(Records from a collection of figures)
_ _ _ _
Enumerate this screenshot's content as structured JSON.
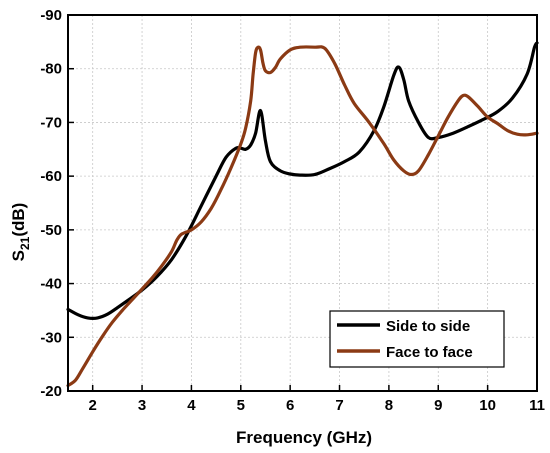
{
  "chart_data": {
    "type": "line",
    "xlabel": "Frequency (GHz)",
    "ylabel_main": "S",
    "ylabel_sub": "21",
    "ylabel_suffix": "(dB)",
    "xlim": [
      1.5,
      11
    ],
    "ylim": [
      -20,
      -90
    ],
    "x_ticks": [
      2,
      3,
      4,
      5,
      6,
      7,
      8,
      9,
      10,
      11
    ],
    "x_tick_labels": [
      "2",
      "3",
      "4",
      "5",
      "6",
      "7",
      "8",
      "9",
      "10",
      "11"
    ],
    "y_ticks": [
      -20,
      -30,
      -40,
      -50,
      -60,
      -70,
      -80,
      -90
    ],
    "y_tick_labels": [
      "-20",
      "-30",
      "-40",
      "-50",
      "-60",
      "-70",
      "-80",
      "-90"
    ],
    "grid": true,
    "legend_position": "bottom-right",
    "series": [
      {
        "name": "Side to side",
        "color": "#000000",
        "x": [
          1.5,
          1.7,
          1.9,
          2.1,
          2.3,
          2.5,
          2.7,
          3.0,
          3.3,
          3.6,
          3.9,
          4.2,
          4.5,
          4.7,
          4.9,
          5.0,
          5.1,
          5.2,
          5.3,
          5.4,
          5.5,
          5.6,
          5.8,
          6.0,
          6.2,
          6.5,
          6.8,
          7.1,
          7.4,
          7.7,
          7.9,
          8.1,
          8.2,
          8.3,
          8.4,
          8.6,
          8.8,
          9.0,
          9.3,
          9.6,
          9.9,
          10.2,
          10.5,
          10.8,
          10.95,
          11.0
        ],
        "values": [
          -35.2,
          -34.2,
          -33.6,
          -33.6,
          -34.3,
          -35.5,
          -36.8,
          -38.8,
          -41.3,
          -44.5,
          -49.0,
          -54.5,
          -60.0,
          -63.5,
          -65.2,
          -65.2,
          -65.0,
          -65.8,
          -68.0,
          -72.2,
          -66.5,
          -62.7,
          -61.0,
          -60.4,
          -60.2,
          -60.3,
          -61.4,
          -62.7,
          -64.5,
          -68.5,
          -73.0,
          -78.8,
          -80.3,
          -78.0,
          -74.0,
          -70.0,
          -67.2,
          -67.2,
          -68.0,
          -69.2,
          -70.5,
          -72.0,
          -74.5,
          -79.0,
          -84.0,
          -84.8
        ]
      },
      {
        "name": "Face to face",
        "color": "#8b3a14",
        "x": [
          1.5,
          1.65,
          1.8,
          2.0,
          2.2,
          2.4,
          2.6,
          2.8,
          3.0,
          3.2,
          3.4,
          3.6,
          3.7,
          3.8,
          4.0,
          4.2,
          4.4,
          4.6,
          4.8,
          5.0,
          5.1,
          5.2,
          5.25,
          5.3,
          5.35,
          5.4,
          5.45,
          5.5,
          5.6,
          5.7,
          5.8,
          6.0,
          6.2,
          6.5,
          6.7,
          6.9,
          7.1,
          7.3,
          7.6,
          7.9,
          8.1,
          8.3,
          8.45,
          8.6,
          8.8,
          9.0,
          9.2,
          9.4,
          9.5,
          9.6,
          9.8,
          10.0,
          10.2,
          10.4,
          10.6,
          10.8,
          11.0
        ],
        "values": [
          -21.0,
          -22.0,
          -24.2,
          -27.3,
          -30.2,
          -32.8,
          -35.0,
          -37.0,
          -39.0,
          -41.0,
          -43.3,
          -46.0,
          -48.0,
          -49.2,
          -50.0,
          -51.5,
          -54.0,
          -57.5,
          -61.5,
          -66.0,
          -69.0,
          -74.0,
          -79.0,
          -83.0,
          -84.0,
          -83.5,
          -81.0,
          -79.6,
          -79.3,
          -80.2,
          -81.8,
          -83.5,
          -84.0,
          -84.0,
          -83.8,
          -81.0,
          -77.0,
          -73.5,
          -70.0,
          -66.0,
          -63.0,
          -61.0,
          -60.3,
          -61.0,
          -64.0,
          -67.5,
          -71.0,
          -74.0,
          -75.0,
          -74.8,
          -73.0,
          -71.0,
          -69.8,
          -68.5,
          -67.8,
          -67.7,
          -68.0
        ]
      }
    ]
  }
}
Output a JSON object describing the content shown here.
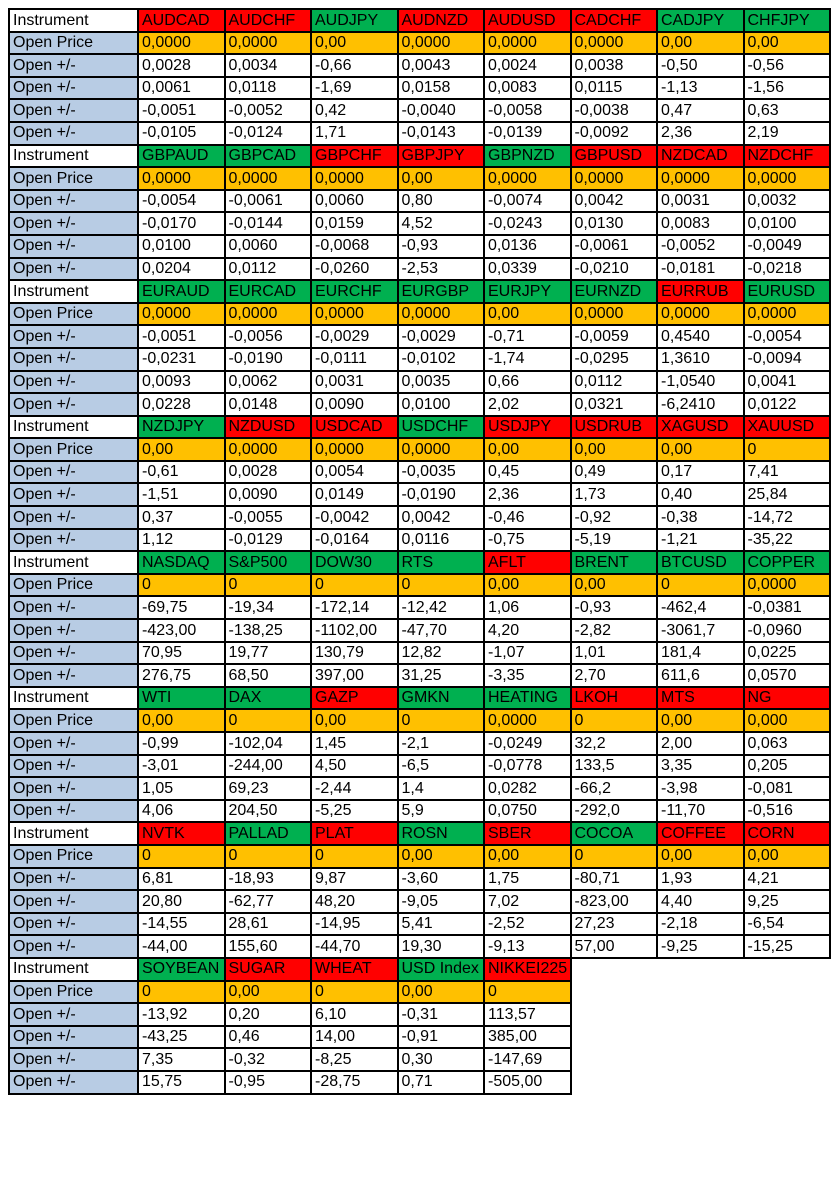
_ _ _ _
◆ **Task details**:
Print all of the records shown above exactly, leaving out each picture.

◆ **Answer to this task**:
Enumerate this screenshot's content as structured JSON.
{
  "chart_data": {
    "type": "line",
    "xlabel": "Frequency (GHz)",
    "ylabel_main": "S",
    "ylabel_sub": "21",
    "ylabel_suffix": "(dB)",
    "xlim": [
      1.5,
      11
    ],
    "ylim": [
      -20,
      -90
    ],
    "x_ticks": [
      2,
      3,
      4,
      5,
      6,
      7,
      8,
      9,
      10,
      11
    ],
    "x_tick_labels": [
      "2",
      "3",
      "4",
      "5",
      "6",
      "7",
      "8",
      "9",
      "10",
      "11"
    ],
    "y_ticks": [
      -20,
      -30,
      -40,
      -50,
      -60,
      -70,
      -80,
      -90
    ],
    "y_tick_labels": [
      "-20",
      "-30",
      "-40",
      "-50",
      "-60",
      "-70",
      "-80",
      "-90"
    ],
    "grid": true,
    "legend_position": "bottom-right",
    "series": [
      {
        "name": "Side to side",
        "color": "#000000",
        "x": [
          1.5,
          1.7,
          1.9,
          2.1,
          2.3,
          2.5,
          2.7,
          3.0,
          3.3,
          3.6,
          3.9,
          4.2,
          4.5,
          4.7,
          4.9,
          5.0,
          5.1,
          5.2,
          5.3,
          5.4,
          5.5,
          5.6,
          5.8,
          6.0,
          6.2,
          6.5,
          6.8,
          7.1,
          7.4,
          7.7,
          7.9,
          8.1,
          8.2,
          8.3,
          8.4,
          8.6,
          8.8,
          9.0,
          9.3,
          9.6,
          9.9,
          10.2,
          10.5,
          10.8,
          10.95,
          11.0
        ],
        "values": [
          -35.2,
          -34.2,
          -33.6,
          -33.6,
          -34.3,
          -35.5,
          -36.8,
          -38.8,
          -41.3,
          -44.5,
          -49.0,
          -54.5,
          -60.0,
          -63.5,
          -65.2,
          -65.2,
          -65.0,
          -65.8,
          -68.0,
          -72.2,
          -66.5,
          -62.7,
          -61.0,
          -60.4,
          -60.2,
          -60.3,
          -61.4,
          -62.7,
          -64.5,
          -68.5,
          -73.0,
          -78.8,
          -80.3,
          -78.0,
          -74.0,
          -70.0,
          -67.2,
          -67.2,
          -68.0,
          -69.2,
          -70.5,
          -72.0,
          -74.5,
          -79.0,
          -84.0,
          -84.8
        ]
      },
      {
        "name": "Face to face",
        "color": "#8b3a14",
        "x": [
          1.5,
          1.65,
          1.8,
          2.0,
          2.2,
          2.4,
          2.6,
          2.8,
          3.0,
          3.2,
          3.4,
          3.6,
          3.7,
          3.8,
          4.0,
          4.2,
          4.4,
          4.6,
          4.8,
          5.0,
          5.1,
          5.2,
          5.25,
          5.3,
          5.35,
          5.4,
          5.45,
          5.5,
          5.6,
          5.7,
          5.8,
          6.0,
          6.2,
          6.5,
          6.7,
          6.9,
          7.1,
          7.3,
          7.6,
          7.9,
          8.1,
          8.3,
          8.45,
          8.6,
          8.8,
          9.0,
          9.2,
          9.4,
          9.5,
          9.6,
          9.8,
          10.0,
          10.2,
          10.4,
          10.6,
          10.8,
          11.0
        ],
        "values": [
          -21.0,
          -22.0,
          -24.2,
          -27.3,
          -30.2,
          -32.8,
          -35.0,
          -37.0,
          -39.0,
          -41.0,
          -43.3,
          -46.0,
          -48.0,
          -49.2,
          -50.0,
          -51.5,
          -54.0,
          -57.5,
          -61.5,
          -66.0,
          -69.0,
          -74.0,
          -79.0,
          -83.0,
          -84.0,
          -83.5,
          -81.0,
          -79.6,
          -79.3,
          -80.2,
          -81.8,
          -83.5,
          -84.0,
          -84.0,
          -83.8,
          -81.0,
          -77.0,
          -73.5,
          -70.0,
          -66.0,
          -63.0,
          -61.0,
          -60.3,
          -61.0,
          -64.0,
          -67.5,
          -71.0,
          -74.0,
          -75.0,
          -74.8,
          -73.0,
          -71.0,
          -69.8,
          -68.5,
          -67.8,
          -67.7,
          -68.0
        ]
      }
    ]
  }
}
Output a JSON object describing the content shown here.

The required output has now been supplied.